◆ **TASK REQUIREMENTS**: Using the listing below, copy every line that mentions "organization".

##########

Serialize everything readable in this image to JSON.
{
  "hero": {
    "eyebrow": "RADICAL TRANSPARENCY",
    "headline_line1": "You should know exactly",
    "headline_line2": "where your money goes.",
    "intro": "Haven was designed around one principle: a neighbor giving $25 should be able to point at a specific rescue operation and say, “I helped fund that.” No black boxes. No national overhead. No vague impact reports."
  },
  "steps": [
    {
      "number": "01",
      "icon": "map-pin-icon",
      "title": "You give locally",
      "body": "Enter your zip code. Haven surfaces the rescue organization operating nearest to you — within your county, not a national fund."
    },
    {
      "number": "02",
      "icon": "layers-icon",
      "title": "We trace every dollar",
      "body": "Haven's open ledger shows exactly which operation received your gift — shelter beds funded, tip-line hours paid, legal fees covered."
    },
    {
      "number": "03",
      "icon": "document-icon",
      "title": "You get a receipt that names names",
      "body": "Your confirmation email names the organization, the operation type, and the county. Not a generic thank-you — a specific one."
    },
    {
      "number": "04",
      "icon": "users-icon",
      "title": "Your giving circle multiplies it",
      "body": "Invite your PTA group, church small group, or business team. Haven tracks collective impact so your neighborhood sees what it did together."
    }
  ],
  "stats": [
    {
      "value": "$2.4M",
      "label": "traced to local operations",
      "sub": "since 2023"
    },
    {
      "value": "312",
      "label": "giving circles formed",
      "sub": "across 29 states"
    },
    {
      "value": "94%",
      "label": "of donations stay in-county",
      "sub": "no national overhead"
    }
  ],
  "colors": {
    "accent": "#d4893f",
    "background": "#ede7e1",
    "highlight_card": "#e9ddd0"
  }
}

##########

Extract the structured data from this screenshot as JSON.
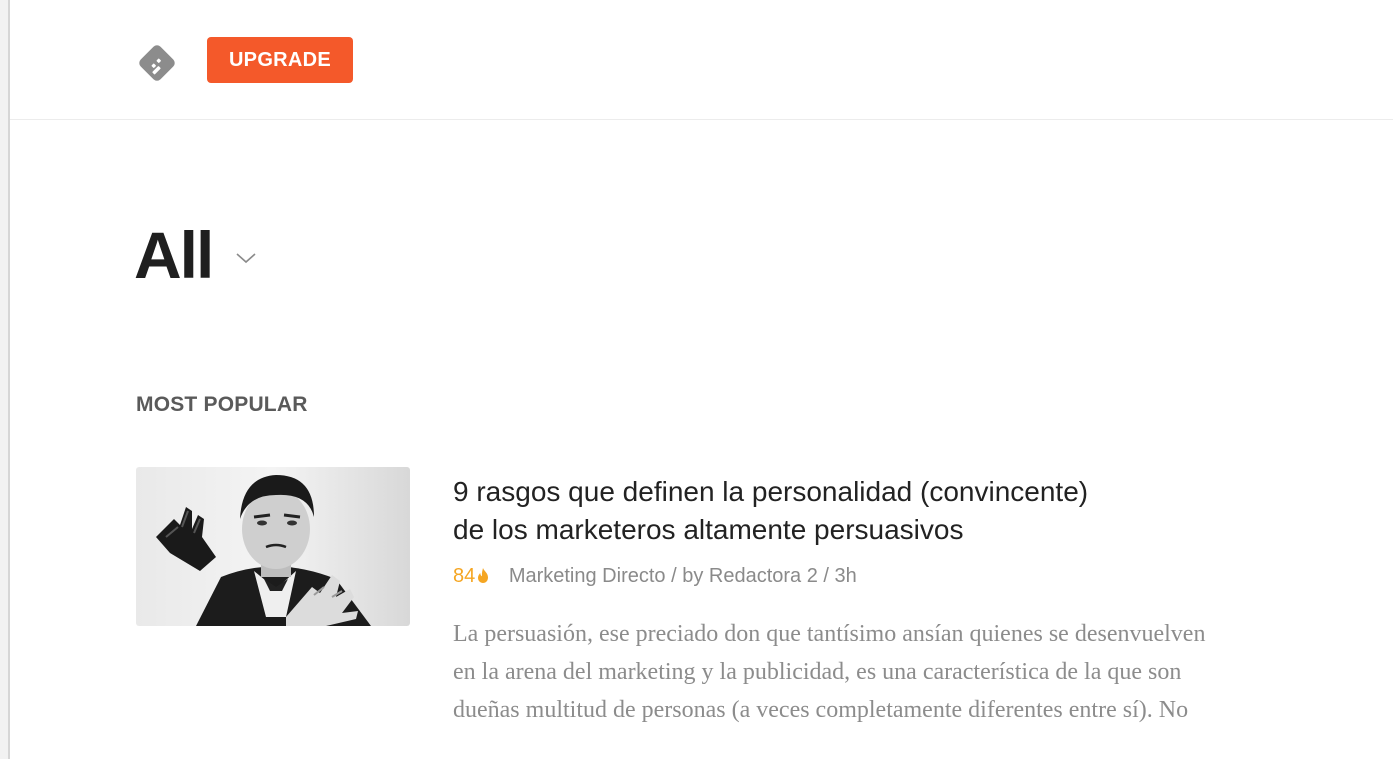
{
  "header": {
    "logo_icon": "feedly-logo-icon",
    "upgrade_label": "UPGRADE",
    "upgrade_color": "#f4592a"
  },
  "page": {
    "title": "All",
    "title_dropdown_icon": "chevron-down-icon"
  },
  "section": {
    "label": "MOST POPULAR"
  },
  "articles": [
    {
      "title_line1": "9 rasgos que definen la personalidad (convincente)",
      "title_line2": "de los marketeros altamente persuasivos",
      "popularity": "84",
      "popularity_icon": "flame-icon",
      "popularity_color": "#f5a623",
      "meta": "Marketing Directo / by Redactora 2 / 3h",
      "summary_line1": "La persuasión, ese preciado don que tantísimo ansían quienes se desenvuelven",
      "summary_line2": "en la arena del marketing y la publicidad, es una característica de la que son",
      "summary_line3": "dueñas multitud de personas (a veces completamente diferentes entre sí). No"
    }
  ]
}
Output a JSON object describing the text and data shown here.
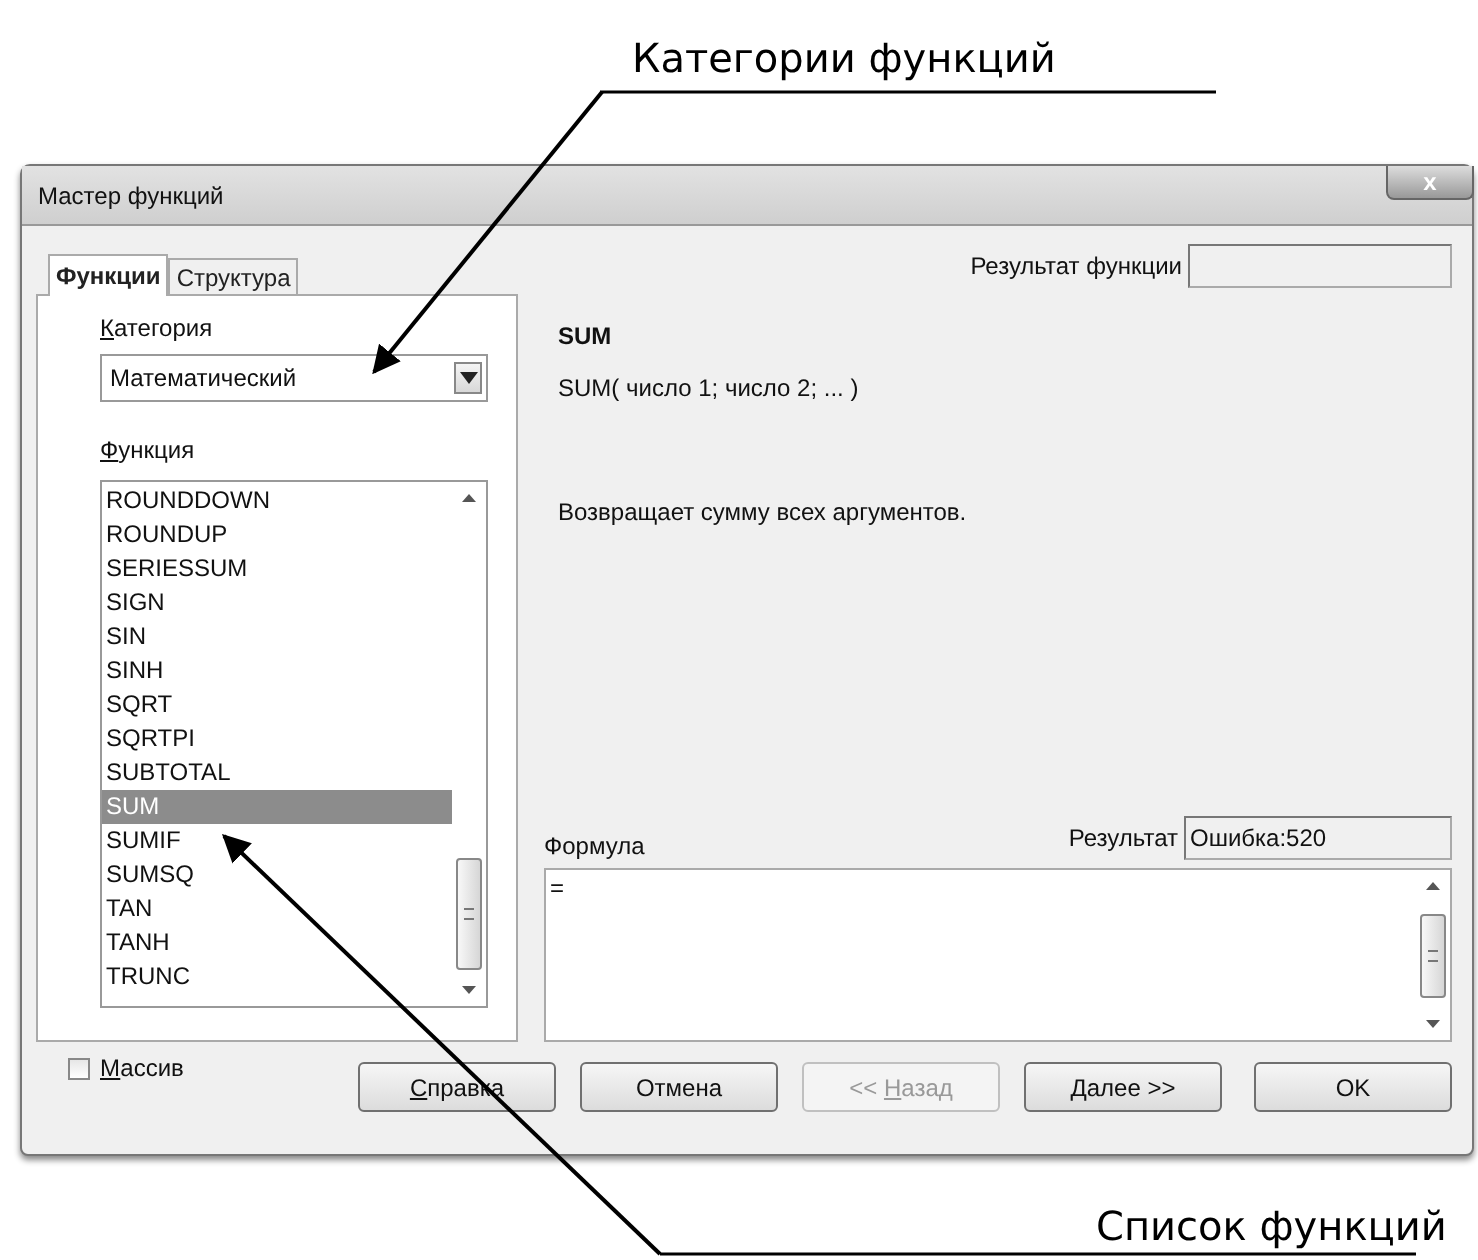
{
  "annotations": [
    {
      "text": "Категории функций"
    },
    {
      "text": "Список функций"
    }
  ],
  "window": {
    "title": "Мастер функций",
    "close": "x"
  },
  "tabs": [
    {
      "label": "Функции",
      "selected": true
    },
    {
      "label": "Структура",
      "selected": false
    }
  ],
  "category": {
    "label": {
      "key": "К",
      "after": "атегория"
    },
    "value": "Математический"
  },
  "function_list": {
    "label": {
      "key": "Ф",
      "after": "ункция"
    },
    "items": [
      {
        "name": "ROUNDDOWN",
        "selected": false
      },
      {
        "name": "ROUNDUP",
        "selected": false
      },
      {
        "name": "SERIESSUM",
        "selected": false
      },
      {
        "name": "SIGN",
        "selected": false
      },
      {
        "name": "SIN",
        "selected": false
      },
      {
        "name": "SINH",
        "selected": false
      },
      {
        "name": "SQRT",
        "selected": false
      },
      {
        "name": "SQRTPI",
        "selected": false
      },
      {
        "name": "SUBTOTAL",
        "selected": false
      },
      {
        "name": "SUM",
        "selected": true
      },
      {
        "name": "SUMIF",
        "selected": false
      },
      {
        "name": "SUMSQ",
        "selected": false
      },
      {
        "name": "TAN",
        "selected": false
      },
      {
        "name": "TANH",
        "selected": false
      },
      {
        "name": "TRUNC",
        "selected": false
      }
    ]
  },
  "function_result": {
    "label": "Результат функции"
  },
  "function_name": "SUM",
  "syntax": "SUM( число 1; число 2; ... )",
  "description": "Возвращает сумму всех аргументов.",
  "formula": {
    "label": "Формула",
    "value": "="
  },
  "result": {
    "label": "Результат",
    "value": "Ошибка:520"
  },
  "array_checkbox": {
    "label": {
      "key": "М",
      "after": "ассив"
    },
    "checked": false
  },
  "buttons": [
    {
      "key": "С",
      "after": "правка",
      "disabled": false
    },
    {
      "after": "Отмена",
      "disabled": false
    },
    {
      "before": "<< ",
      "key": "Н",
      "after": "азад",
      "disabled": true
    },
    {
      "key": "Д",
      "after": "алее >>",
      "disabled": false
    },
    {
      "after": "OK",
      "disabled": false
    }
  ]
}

##########

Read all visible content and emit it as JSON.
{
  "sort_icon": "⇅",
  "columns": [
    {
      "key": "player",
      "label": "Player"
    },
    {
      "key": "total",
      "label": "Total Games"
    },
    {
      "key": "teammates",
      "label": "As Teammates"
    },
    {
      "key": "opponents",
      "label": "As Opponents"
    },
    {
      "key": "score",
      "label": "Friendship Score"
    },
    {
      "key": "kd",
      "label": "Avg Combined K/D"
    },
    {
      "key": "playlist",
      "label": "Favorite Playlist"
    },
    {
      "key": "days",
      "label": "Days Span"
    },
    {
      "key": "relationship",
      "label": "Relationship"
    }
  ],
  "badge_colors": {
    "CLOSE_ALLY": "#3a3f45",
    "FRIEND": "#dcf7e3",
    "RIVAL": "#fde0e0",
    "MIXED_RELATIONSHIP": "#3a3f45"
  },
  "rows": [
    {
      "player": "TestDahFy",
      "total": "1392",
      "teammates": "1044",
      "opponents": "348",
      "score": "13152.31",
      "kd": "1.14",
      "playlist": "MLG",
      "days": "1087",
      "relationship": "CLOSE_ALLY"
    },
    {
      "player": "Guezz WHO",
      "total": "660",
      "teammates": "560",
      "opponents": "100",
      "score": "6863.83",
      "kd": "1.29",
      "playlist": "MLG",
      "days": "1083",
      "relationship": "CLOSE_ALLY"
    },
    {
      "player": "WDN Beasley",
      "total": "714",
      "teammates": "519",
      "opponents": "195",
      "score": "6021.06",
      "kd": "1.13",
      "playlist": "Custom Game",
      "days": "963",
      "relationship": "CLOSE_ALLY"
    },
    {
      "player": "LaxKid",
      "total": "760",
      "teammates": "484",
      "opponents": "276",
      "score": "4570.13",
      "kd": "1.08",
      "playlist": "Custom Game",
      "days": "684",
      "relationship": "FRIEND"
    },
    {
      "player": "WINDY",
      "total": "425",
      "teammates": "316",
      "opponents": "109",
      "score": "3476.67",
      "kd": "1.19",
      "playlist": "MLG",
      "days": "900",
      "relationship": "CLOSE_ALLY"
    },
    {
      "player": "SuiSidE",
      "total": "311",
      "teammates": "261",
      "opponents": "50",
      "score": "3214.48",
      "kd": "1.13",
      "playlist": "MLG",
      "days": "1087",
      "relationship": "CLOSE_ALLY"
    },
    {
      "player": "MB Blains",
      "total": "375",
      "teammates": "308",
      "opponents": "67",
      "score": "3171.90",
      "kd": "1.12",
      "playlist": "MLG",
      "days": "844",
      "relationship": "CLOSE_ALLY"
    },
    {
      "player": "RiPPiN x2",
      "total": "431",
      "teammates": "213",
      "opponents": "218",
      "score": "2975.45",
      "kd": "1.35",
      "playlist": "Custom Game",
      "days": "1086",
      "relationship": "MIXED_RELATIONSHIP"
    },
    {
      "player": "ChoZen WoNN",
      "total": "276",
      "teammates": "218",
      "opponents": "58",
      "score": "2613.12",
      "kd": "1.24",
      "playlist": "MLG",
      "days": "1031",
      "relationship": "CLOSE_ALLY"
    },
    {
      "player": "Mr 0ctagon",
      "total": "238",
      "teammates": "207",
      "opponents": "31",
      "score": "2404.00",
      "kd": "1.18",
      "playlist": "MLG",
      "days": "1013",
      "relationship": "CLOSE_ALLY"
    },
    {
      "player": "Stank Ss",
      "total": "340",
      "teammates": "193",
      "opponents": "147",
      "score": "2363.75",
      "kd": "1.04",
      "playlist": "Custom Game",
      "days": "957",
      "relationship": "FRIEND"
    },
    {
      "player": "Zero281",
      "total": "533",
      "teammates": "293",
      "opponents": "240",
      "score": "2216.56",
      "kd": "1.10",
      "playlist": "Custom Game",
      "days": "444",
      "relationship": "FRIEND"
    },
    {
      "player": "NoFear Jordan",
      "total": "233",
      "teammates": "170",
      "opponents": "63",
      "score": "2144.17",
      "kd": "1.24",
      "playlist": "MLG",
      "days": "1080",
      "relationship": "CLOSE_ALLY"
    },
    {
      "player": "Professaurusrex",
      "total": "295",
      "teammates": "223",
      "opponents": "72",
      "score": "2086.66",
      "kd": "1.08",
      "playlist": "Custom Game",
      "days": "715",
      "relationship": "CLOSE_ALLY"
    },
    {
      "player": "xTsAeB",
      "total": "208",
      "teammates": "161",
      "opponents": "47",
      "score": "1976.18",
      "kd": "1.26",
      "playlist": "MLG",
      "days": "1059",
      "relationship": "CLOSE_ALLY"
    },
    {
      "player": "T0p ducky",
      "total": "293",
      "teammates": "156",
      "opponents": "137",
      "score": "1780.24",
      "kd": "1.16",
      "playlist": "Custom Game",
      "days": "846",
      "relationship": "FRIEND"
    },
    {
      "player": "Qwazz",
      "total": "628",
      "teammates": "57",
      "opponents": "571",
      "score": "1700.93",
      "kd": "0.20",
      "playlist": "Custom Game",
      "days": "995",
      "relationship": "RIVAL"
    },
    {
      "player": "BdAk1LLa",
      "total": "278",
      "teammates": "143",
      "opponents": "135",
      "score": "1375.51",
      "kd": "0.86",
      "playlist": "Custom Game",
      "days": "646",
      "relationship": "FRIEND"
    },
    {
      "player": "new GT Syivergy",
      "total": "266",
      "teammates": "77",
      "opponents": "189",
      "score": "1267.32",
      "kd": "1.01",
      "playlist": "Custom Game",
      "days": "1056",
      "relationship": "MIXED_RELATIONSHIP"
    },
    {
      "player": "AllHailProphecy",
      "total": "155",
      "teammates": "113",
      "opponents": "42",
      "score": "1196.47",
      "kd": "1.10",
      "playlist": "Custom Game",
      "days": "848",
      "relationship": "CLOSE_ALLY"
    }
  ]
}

##########

◆ **COMPLETED EXERCISE**:
      "body": "Enter your zip code. Haven surfaces the rescue organization operating nearest to you — within your county, not a national fund."
      "body": "Your confirmation email names the organization, the operation type, and the county. Not a generic thank-you — a specific one."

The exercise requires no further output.